Excerpt provided —
◇ ◇ ◇ ◇ ◇

Rules about how to format code are similar. If you work with other people on the same project and you don't have rules for formatting that produces a mess. Programming languages that are opinionated about how to format code are good because that means you don't have to talk about the conventions with your fellow programs at the start of a project. 

I don't yet have any opinions about the arbitrariness of those rules. It is possible that I would disagree with you about the arbitrariness if I was more familiar.

Still, you claim that those rules are arbitrary and then defend them; what on Earth is the point of that? If you know they are arbitrary then you must know there are, in principle, less arbitrary policies available. Either you have a specific policy that you know is less arbitrary, in which case people should coordinate around that policy instead as a matter of objective fact, or you don't know a specific less arbitrary policy, and in that case maybe you want people with better Strategic Goodness about those topics to come up with a better policy for you that people should coordinate around instead.

◇ ◇ ◇ ◇ ◇

Work required — According to the passage on code formatting rules, what happens when people work on the same project without formatting rules? The listing that follows comes from a separate source.

◇ ◇ ◇ ◇ ◇

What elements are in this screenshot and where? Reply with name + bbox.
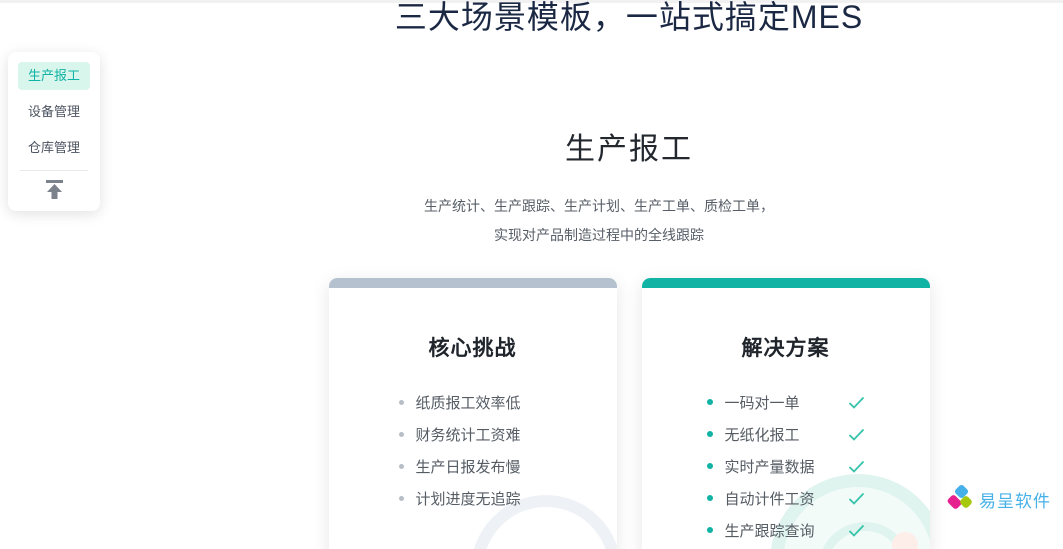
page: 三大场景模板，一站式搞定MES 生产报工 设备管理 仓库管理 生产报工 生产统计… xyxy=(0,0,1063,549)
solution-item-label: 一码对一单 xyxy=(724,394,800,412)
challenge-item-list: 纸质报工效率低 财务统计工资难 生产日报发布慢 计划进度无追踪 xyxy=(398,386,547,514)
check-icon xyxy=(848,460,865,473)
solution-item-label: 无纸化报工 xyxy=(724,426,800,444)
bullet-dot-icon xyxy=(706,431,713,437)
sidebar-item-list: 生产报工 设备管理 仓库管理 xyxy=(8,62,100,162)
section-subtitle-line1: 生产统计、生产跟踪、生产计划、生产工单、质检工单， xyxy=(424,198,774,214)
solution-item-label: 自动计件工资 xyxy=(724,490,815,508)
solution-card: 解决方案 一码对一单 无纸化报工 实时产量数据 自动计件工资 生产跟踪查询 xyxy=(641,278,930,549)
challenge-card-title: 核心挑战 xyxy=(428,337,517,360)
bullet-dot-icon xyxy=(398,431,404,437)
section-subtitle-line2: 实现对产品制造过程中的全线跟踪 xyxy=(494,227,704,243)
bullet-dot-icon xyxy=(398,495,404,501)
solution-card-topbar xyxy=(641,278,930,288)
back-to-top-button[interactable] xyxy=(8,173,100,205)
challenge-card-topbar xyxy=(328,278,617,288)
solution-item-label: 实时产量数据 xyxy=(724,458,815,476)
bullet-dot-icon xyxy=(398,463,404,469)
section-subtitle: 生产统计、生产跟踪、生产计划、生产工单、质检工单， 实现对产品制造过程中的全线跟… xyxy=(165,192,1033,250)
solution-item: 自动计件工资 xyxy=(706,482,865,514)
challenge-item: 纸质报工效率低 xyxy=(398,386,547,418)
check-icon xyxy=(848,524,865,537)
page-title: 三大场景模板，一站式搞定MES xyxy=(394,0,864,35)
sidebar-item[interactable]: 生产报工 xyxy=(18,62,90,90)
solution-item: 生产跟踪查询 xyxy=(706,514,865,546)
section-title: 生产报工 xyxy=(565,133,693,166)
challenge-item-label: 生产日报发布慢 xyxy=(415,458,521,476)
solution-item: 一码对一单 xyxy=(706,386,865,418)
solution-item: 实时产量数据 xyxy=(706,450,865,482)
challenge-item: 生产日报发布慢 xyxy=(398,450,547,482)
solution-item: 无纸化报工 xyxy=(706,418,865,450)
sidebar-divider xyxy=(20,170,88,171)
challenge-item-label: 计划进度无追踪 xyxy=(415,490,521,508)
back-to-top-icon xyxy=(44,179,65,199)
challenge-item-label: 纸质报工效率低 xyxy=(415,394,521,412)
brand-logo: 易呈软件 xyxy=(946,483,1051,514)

◇ ◇ ◇ ◇ ◇

Exercise response — It produces a mess.